▶ _Task description_
All material below is to be reproduced exactly.

▶ _Stored records_
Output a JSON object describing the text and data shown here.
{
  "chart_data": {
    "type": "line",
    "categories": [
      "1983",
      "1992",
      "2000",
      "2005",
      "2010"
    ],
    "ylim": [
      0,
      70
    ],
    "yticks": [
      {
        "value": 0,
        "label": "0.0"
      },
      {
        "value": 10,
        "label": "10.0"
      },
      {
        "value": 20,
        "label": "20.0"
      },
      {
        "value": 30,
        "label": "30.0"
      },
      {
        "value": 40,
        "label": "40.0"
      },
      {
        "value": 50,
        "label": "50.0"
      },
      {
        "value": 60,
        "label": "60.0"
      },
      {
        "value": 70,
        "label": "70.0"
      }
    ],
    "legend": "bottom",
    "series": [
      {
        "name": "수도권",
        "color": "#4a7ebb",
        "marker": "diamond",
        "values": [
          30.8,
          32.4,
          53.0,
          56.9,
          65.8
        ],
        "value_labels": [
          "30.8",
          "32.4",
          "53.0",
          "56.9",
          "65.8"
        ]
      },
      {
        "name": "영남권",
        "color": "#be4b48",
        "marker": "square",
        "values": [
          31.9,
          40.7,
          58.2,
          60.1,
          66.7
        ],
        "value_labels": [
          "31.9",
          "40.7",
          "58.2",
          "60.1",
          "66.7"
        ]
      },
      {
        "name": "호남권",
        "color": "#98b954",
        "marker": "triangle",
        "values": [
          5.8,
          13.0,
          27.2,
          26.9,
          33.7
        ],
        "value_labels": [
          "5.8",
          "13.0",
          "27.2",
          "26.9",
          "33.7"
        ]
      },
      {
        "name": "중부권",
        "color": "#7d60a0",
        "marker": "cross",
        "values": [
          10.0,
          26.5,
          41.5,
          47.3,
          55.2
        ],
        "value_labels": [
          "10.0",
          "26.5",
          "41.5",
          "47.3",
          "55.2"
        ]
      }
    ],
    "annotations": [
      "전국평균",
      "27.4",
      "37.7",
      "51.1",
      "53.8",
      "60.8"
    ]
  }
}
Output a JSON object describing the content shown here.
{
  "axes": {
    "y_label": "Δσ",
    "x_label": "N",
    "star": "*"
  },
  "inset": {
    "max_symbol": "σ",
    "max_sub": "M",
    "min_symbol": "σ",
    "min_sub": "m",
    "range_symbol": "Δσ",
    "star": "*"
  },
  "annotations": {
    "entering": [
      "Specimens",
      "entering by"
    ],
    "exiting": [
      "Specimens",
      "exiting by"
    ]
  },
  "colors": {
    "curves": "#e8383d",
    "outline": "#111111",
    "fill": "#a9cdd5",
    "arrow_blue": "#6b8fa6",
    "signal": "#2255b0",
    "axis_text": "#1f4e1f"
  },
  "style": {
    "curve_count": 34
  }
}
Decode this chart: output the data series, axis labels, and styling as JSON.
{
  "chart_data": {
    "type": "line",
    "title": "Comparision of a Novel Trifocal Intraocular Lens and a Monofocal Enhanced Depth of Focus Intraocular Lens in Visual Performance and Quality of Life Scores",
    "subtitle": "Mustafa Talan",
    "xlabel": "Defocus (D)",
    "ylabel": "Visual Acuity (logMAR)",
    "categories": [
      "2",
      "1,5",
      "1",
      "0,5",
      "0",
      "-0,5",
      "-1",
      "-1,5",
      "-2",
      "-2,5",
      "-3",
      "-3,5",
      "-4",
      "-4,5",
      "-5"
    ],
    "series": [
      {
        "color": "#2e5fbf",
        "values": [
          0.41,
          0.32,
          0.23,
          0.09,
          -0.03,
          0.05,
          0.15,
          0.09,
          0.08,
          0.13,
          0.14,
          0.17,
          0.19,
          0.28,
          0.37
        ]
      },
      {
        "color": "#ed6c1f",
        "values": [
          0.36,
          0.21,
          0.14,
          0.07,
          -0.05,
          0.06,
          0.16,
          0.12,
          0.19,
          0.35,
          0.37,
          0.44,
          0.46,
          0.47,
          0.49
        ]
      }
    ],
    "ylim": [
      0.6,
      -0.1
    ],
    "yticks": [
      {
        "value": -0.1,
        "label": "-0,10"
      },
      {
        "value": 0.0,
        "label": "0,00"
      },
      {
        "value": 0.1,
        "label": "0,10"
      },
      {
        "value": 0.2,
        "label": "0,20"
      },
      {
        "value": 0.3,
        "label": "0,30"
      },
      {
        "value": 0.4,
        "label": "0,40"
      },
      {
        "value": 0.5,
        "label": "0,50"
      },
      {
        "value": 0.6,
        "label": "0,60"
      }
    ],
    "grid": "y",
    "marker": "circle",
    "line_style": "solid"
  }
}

▶ _Expected answer_
Output a JSON object describing the text and data shown here.
{
  "chart_data": {
    "type": "line",
    "categories": [
      "1983",
      "1992",
      "2000",
      "2005",
      "2010"
    ],
    "ylim": [
      0,
      70
    ],
    "yticks": [
      {
        "value": 0,
        "label": "0.0"
      },
      {
        "value": 10,
        "label": "10.0"
      },
      {
        "value": 20,
        "label": "20.0"
      },
      {
        "value": 30,
        "label": "30.0"
      },
      {
        "value": 40,
        "label": "40.0"
      },
      {
        "value": 50,
        "label": "50.0"
      },
      {
        "value": 60,
        "label": "60.0"
      },
      {
        "value": 70,
        "label": "70.0"
      }
    ],
    "legend": "bottom",
    "series": [
      {
        "name": "수도권",
        "color": "#4a7ebb",
        "marker": "diamond",
        "values": [
          30.8,
          32.4,
          53.0,
          56.9,
          65.8
        ],
        "value_labels": [
          "30.8",
          "32.4",
          "53.0",
          "56.9",
          "65.8"
        ]
      },
      {
        "name": "영남권",
        "color": "#be4b48",
        "marker": "square",
        "values": [
          31.9,
          40.7,
          58.2,
          60.1,
          66.7
        ],
        "value_labels": [
          "31.9",
          "40.7",
          "58.2",
          "60.1",
          "66.7"
        ]
      },
      {
        "name": "호남권",
        "color": "#98b954",
        "marker": "triangle",
        "values": [
          5.8,
          13.0,
          27.2,
          26.9,
          33.7
        ],
        "value_labels": [
          "5.8",
          "13.0",
          "27.2",
          "26.9",
          "33.7"
        ]
      },
      {
        "name": "중부권",
        "color": "#7d60a0",
        "marker": "cross",
        "values": [
          10.0,
          26.5,
          41.5,
          47.3,
          55.2
        ],
        "value_labels": [
          "10.0",
          "26.5",
          "41.5",
          "47.3",
          "55.2"
        ]
      }
    ],
    "annotations": [
      "전국평균",
      "27.4",
      "37.7",
      "51.1",
      "53.8",
      "60.8"
    ]
  }
}
Output a JSON object describing the content shown here.
{
  "axes": {
    "y_label": "Δσ",
    "x_label": "N",
    "star": "*"
  },
  "inset": {
    "max_symbol": "σ",
    "max_sub": "M",
    "min_symbol": "σ",
    "min_sub": "m",
    "range_symbol": "Δσ",
    "star": "*"
  },
  "annotations": {
    "entering": [
      "Specimens",
      "entering by"
    ],
    "exiting": [
      "Specimens",
      "exiting by"
    ]
  },
  "colors": {
    "curves": "#e8383d",
    "outline": "#111111",
    "fill": "#a9cdd5",
    "arrow_blue": "#6b8fa6",
    "signal": "#2255b0",
    "axis_text": "#1f4e1f"
  },
  "style": {
    "curve_count": 34
  }
}
Decode this chart: output the data series, axis labels, and styling as JSON.
{
  "chart_data": {
    "type": "line",
    "title": "Comparision of a Novel Trifocal Intraocular Lens and a Monofocal Enhanced Depth of Focus Intraocular Lens in Visual Performance and Quality of Life Scores",
    "subtitle": "Mustafa Talan",
    "xlabel": "Defocus (D)",
    "ylabel": "Visual Acuity (logMAR)",
    "categories": [
      "2",
      "1,5",
      "1",
      "0,5",
      "0",
      "-0,5",
      "-1",
      "-1,5",
      "-2",
      "-2,5",
      "-3",
      "-3,5",
      "-4",
      "-4,5",
      "-5"
    ],
    "series": [
      {
        "color": "#2e5fbf",
        "values": [
          0.41,
          0.32,
          0.23,
          0.09,
          -0.03,
          0.05,
          0.15,
          0.09,
          0.08,
          0.13,
          0.14,
          0.17,
          0.19,
          0.28,
          0.37
        ]
      },
      {
        "color": "#ed6c1f",
        "values": [
          0.36,
          0.21,
          0.14,
          0.07,
          -0.05,
          0.06,
          0.16,
          0.12,
          0.19,
          0.35,
          0.37,
          0.44,
          0.46,
          0.47,
          0.49
        ]
      }
    ],
    "ylim": [
      0.6,
      -0.1
    ],
    "yticks": [
      {
        "value": -0.1,
        "label": "-0,10"
      },
      {
        "value": 0.0,
        "label": "0,00"
      },
      {
        "value": 0.1,
        "label": "0,10"
      },
      {
        "value": 0.2,
        "label": "0,20"
      },
      {
        "value": 0.3,
        "label": "0,30"
      },
      {
        "value": 0.4,
        "label": "0,40"
      },
      {
        "value": 0.5,
        "label": "0,50"
      },
      {
        "value": 0.6,
        "label": "0,60"
      }
    ],
    "grid": "y",
    "marker": "circle",
    "line_style": "solid"
  }
}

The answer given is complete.